Go through the lines below and copy each one that holds the string "xlabel".
- - - - - - -
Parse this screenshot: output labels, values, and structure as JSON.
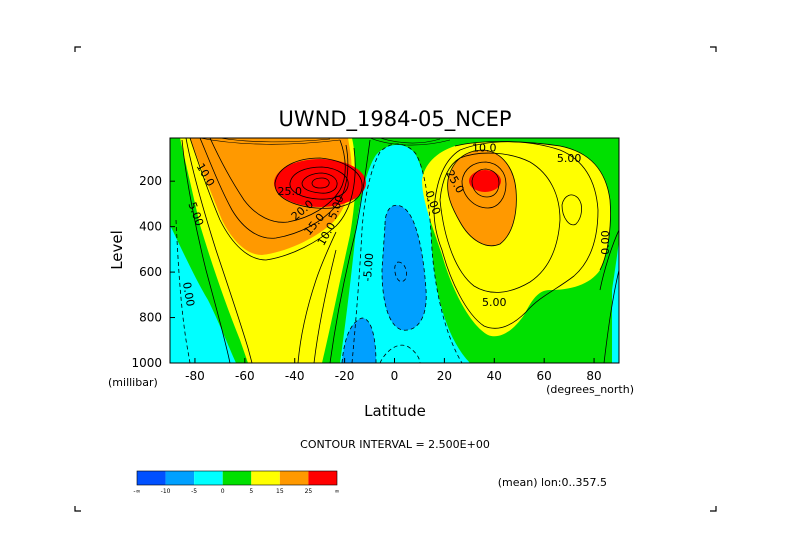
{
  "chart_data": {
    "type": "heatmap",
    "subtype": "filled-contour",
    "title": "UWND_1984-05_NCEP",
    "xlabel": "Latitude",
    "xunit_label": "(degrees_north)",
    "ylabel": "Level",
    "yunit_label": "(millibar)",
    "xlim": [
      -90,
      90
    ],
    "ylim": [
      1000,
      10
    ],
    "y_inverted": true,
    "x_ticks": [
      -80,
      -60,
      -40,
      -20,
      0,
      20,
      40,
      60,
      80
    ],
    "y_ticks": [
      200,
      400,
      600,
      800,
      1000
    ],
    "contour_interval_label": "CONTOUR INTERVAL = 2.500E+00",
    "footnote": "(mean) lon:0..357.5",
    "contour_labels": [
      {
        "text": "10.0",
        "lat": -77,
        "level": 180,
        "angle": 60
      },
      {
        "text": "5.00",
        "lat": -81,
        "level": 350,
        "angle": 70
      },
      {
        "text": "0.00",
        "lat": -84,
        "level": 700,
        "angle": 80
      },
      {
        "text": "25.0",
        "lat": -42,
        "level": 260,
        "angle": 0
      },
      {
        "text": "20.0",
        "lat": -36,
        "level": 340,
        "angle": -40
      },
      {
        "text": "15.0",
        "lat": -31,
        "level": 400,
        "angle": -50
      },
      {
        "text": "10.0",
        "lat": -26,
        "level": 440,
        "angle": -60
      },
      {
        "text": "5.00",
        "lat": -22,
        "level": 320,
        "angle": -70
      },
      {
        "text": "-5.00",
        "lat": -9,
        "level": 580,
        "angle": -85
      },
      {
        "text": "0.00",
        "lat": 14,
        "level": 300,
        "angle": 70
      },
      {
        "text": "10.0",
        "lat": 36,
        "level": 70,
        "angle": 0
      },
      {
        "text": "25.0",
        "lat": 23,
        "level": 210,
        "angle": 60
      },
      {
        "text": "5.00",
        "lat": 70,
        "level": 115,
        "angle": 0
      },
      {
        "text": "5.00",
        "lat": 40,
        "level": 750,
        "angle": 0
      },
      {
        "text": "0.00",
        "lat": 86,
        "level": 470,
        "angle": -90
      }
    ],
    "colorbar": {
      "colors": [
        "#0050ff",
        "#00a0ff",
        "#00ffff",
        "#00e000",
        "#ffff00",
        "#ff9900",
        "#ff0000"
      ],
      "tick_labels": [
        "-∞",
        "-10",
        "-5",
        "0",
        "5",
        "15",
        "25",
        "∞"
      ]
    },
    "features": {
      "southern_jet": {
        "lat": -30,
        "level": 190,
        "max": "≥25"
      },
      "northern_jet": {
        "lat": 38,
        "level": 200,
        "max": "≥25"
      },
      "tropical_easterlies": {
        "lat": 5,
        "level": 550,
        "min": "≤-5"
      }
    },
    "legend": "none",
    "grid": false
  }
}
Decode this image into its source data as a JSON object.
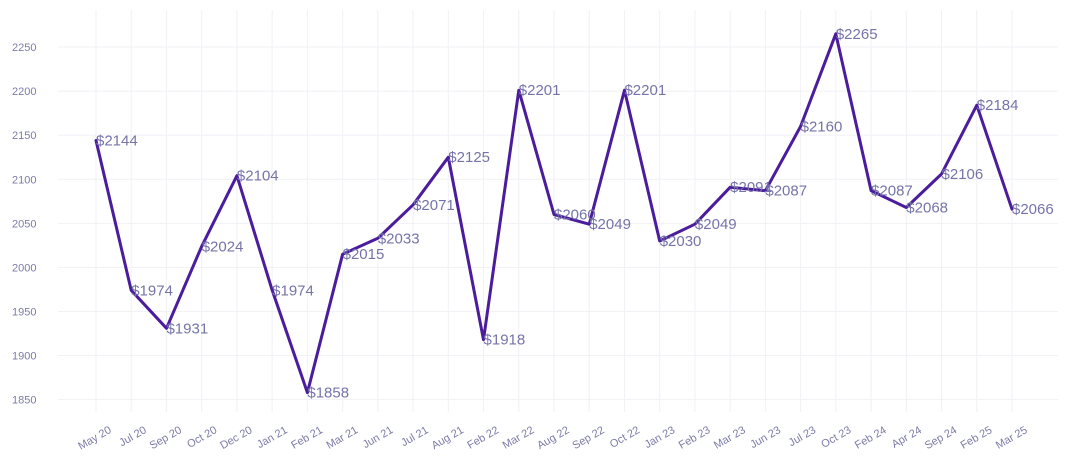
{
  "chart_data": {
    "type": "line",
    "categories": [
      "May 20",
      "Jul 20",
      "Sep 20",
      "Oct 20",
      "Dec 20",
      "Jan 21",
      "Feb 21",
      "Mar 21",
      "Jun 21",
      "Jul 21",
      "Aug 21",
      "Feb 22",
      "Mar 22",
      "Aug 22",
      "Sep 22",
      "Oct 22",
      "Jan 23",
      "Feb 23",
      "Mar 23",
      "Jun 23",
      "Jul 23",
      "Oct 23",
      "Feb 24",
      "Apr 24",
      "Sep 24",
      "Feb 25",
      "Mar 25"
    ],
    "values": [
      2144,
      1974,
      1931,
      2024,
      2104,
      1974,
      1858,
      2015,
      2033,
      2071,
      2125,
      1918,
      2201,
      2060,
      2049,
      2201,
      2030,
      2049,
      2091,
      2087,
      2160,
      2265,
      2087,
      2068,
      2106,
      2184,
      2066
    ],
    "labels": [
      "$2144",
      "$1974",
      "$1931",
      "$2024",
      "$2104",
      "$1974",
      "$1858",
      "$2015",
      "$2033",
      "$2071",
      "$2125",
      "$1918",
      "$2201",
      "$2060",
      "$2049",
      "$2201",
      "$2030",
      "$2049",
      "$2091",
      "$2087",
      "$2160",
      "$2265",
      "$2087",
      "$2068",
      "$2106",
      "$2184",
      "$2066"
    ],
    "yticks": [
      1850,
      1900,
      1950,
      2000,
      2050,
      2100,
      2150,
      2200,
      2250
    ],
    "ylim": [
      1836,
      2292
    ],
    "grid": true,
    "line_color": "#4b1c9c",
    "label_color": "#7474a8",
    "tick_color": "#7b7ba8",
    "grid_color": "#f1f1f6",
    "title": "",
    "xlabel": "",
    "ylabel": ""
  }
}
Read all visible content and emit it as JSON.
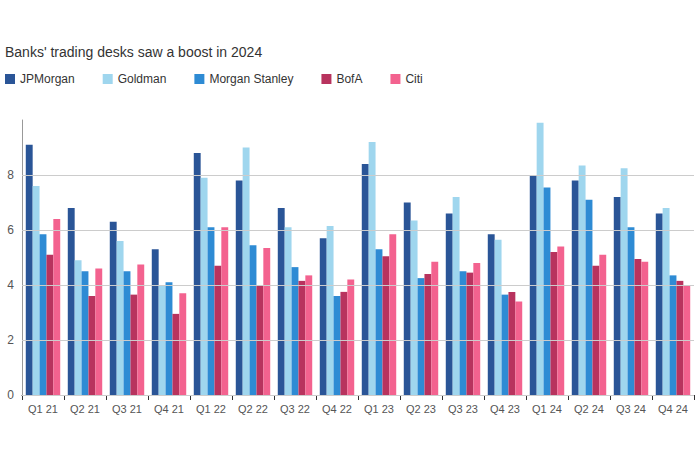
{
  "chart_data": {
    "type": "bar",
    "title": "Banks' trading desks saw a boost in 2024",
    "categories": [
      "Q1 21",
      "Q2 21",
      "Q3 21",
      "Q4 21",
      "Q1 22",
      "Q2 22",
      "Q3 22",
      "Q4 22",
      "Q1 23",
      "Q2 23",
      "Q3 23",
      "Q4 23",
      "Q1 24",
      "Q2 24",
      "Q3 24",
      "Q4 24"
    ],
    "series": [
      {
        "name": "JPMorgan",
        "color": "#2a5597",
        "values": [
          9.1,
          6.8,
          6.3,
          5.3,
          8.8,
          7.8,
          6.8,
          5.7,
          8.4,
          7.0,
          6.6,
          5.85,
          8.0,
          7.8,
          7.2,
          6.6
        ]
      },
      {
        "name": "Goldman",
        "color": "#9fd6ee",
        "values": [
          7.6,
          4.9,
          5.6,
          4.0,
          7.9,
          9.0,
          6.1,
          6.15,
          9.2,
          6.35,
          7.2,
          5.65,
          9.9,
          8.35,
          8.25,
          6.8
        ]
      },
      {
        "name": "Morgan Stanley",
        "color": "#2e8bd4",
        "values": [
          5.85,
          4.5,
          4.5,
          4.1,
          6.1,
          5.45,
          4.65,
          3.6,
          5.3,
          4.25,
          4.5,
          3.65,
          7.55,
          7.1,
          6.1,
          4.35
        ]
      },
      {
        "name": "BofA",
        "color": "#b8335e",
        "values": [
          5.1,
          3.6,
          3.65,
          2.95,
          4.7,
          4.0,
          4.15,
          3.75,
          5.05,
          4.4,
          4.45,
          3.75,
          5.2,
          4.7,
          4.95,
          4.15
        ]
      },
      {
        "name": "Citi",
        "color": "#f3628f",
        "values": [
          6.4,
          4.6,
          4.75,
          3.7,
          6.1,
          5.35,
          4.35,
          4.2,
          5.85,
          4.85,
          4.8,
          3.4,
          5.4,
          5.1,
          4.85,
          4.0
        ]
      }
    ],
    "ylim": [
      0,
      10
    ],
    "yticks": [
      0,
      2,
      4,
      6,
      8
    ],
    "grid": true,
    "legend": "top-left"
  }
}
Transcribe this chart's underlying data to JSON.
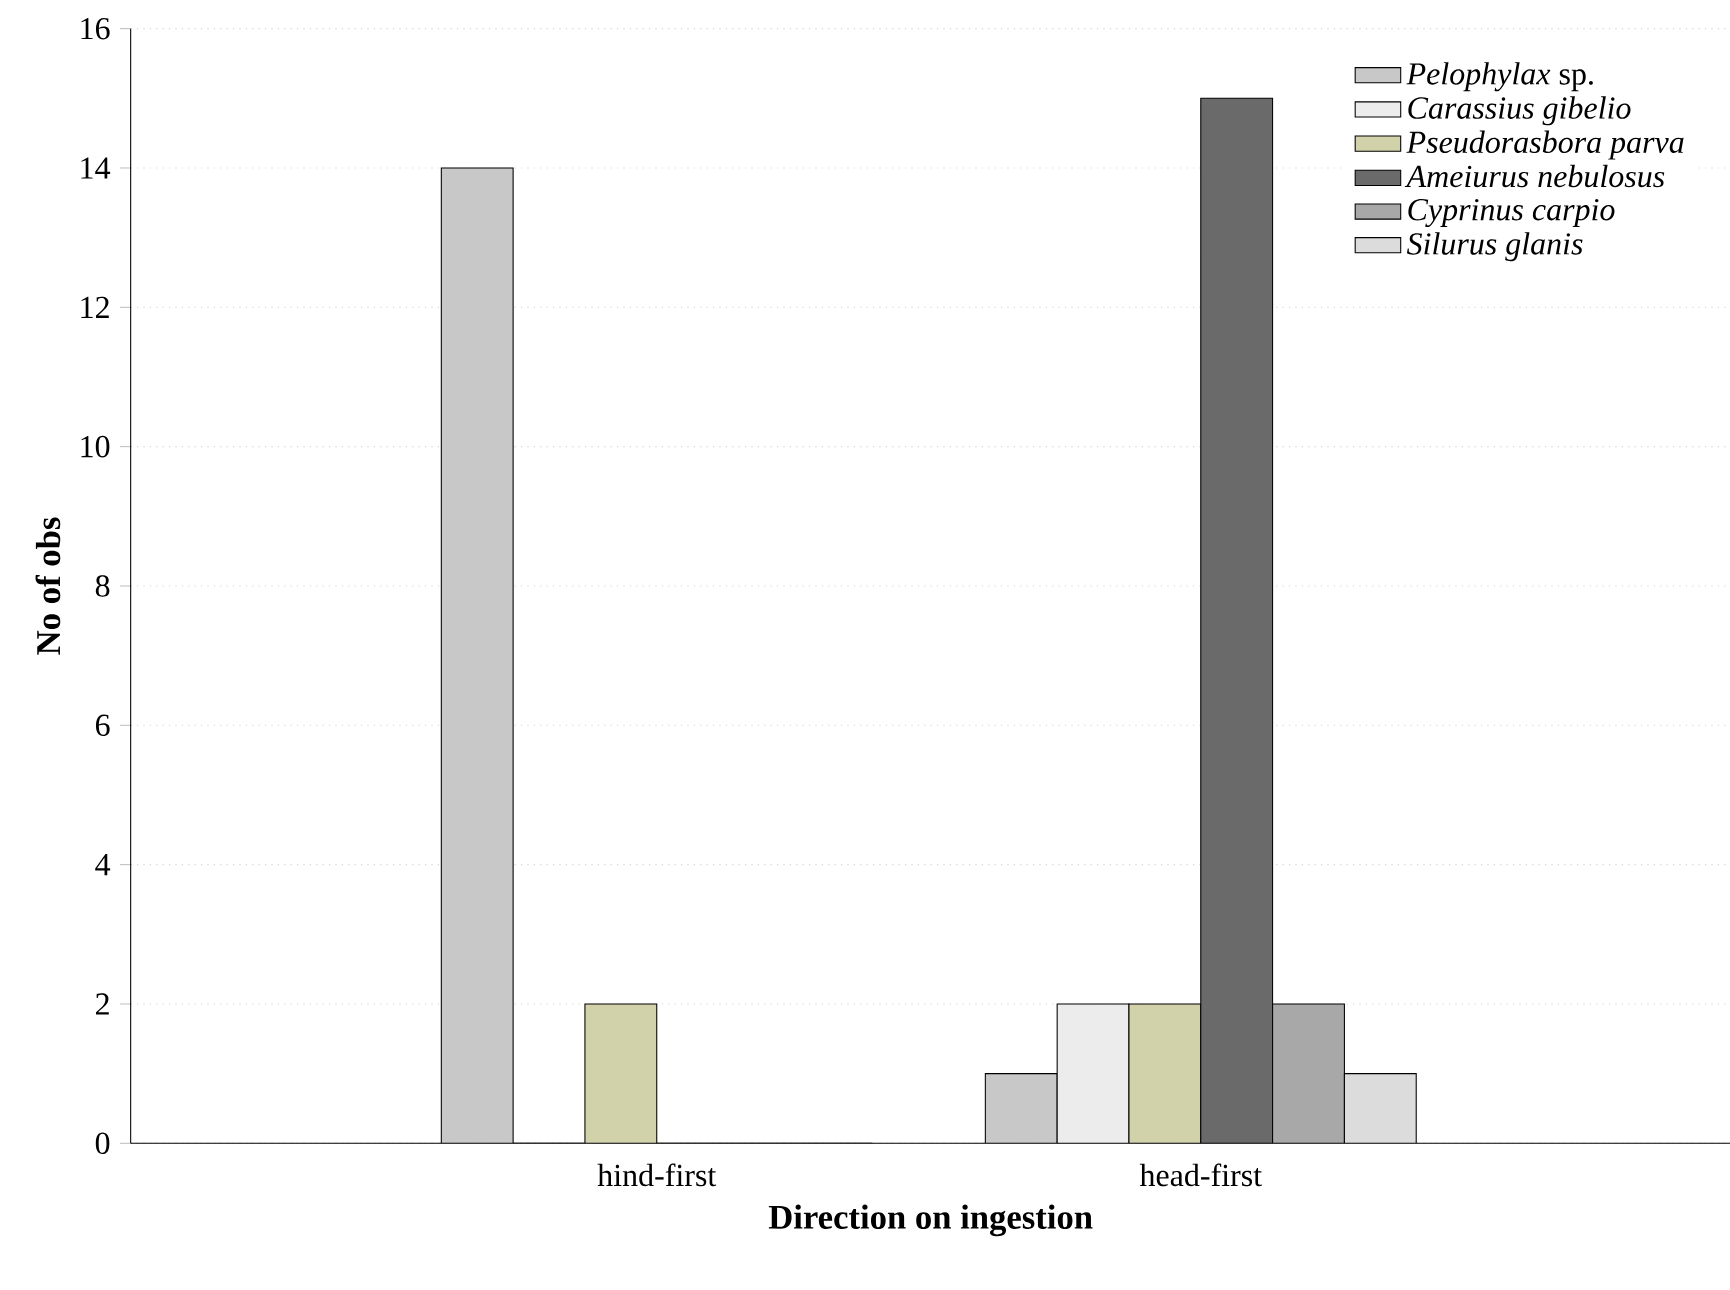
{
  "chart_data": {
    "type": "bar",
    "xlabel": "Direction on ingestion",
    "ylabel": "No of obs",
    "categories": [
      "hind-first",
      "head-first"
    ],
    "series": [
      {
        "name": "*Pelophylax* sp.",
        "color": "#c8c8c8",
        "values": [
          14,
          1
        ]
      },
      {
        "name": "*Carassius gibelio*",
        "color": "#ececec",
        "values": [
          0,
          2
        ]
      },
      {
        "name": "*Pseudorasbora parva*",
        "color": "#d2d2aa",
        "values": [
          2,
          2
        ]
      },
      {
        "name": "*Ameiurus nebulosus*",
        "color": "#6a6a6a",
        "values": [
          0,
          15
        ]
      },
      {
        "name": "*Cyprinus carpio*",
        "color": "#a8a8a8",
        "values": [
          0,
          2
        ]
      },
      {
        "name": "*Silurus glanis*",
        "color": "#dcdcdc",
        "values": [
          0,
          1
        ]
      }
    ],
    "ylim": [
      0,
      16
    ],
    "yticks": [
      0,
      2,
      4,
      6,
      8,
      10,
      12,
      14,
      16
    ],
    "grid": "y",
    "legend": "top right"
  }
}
- - - - - - -
§ **Answer in full**
    "xlabel": "Latitude",
    "xlabel": "",
    "xlabel": "Direction on ingestion",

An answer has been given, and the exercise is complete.